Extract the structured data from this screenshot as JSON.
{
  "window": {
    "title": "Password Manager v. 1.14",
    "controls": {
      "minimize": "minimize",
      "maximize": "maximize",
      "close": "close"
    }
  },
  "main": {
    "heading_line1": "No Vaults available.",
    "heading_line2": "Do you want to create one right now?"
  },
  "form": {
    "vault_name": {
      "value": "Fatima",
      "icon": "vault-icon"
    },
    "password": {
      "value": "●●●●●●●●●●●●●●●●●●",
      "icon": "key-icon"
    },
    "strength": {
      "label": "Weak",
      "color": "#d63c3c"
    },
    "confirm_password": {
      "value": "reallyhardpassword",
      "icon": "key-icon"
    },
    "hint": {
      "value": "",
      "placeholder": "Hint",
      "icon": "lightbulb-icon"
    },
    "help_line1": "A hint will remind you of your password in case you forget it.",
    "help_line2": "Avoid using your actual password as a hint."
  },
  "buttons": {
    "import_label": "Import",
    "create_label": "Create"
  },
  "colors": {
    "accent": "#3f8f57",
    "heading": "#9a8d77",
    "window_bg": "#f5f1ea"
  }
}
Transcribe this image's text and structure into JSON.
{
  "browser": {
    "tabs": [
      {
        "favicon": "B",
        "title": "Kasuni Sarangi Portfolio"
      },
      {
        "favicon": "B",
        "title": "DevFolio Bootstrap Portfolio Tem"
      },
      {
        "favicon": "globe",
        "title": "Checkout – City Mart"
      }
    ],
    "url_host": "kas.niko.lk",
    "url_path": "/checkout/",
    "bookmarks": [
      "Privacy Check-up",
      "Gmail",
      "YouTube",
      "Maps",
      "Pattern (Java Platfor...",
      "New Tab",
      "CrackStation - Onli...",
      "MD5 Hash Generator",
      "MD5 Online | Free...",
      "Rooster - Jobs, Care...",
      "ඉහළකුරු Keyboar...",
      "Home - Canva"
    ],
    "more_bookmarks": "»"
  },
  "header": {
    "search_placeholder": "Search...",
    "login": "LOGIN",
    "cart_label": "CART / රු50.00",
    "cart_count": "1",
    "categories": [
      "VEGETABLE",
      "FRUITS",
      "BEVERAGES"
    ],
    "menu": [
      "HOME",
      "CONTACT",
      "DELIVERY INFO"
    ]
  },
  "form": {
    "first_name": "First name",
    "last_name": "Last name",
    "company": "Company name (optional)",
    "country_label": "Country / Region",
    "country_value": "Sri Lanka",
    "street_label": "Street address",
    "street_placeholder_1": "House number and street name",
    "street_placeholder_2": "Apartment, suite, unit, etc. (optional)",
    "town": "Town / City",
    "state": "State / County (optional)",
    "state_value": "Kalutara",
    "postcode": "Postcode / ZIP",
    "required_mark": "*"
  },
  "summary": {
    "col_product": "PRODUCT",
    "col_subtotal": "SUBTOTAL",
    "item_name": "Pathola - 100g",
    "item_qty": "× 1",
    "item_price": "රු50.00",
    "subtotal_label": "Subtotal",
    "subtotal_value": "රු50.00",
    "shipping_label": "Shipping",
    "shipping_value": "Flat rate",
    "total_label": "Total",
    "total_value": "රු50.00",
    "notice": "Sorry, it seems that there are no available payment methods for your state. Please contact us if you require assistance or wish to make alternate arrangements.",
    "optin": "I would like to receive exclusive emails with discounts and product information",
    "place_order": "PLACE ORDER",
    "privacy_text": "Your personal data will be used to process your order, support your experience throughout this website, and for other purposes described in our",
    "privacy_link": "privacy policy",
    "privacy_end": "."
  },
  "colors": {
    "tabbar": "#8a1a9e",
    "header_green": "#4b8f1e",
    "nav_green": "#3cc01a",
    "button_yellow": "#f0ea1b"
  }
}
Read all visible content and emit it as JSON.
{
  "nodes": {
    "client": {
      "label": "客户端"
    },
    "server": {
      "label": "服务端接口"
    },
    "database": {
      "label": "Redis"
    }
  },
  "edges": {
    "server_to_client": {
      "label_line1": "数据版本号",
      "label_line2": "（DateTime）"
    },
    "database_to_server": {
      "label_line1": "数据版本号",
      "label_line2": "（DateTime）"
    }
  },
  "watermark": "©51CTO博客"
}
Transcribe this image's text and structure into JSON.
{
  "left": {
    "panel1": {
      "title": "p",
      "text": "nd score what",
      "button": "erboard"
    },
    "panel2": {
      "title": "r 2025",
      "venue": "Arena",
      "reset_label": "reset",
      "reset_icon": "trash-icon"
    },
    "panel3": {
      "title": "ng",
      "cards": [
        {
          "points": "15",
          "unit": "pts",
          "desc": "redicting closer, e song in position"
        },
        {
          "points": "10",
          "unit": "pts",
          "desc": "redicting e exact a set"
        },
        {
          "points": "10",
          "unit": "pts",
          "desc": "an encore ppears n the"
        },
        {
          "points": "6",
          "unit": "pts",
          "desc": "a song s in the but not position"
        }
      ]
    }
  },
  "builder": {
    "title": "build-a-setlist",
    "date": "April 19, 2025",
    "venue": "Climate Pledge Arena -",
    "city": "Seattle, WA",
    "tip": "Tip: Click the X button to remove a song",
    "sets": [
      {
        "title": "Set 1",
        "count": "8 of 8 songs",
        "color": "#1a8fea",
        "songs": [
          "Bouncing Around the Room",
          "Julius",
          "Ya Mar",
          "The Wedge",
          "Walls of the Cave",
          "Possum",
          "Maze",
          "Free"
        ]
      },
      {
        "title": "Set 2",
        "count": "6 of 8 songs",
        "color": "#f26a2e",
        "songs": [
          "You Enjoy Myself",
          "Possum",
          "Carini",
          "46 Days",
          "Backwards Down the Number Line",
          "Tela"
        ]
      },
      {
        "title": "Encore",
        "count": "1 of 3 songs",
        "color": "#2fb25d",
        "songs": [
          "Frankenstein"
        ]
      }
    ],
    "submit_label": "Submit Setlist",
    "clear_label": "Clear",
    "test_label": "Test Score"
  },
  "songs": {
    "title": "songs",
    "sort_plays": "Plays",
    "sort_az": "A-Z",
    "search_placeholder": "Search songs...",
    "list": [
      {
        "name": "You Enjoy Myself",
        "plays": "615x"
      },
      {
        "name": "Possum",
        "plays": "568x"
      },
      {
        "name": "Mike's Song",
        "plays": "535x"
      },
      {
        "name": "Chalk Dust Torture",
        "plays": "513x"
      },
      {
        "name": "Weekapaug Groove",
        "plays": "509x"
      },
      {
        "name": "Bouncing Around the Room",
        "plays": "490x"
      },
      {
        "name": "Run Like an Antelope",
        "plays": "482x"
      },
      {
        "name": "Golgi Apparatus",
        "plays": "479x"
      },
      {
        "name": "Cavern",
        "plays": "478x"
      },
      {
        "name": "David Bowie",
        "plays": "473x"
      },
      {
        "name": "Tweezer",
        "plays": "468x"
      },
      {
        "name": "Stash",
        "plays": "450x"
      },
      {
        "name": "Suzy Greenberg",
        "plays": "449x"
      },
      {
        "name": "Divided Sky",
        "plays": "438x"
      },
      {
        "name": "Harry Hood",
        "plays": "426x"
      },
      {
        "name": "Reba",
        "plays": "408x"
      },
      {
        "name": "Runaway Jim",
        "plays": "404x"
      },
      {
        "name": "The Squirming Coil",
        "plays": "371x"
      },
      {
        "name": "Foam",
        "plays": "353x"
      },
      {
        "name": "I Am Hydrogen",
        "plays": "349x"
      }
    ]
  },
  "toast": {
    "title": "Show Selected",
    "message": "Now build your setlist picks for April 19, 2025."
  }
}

**The problem**
Search the listing above for the string "will". Copy every line that contains it.

**Answer to this task**
    "help_line1": "A hint will remind you of your password in case you forget it.",
    "privacy_text": "Your personal data will be used to process your order, support your experience throughout this website, and for other purposes described in our",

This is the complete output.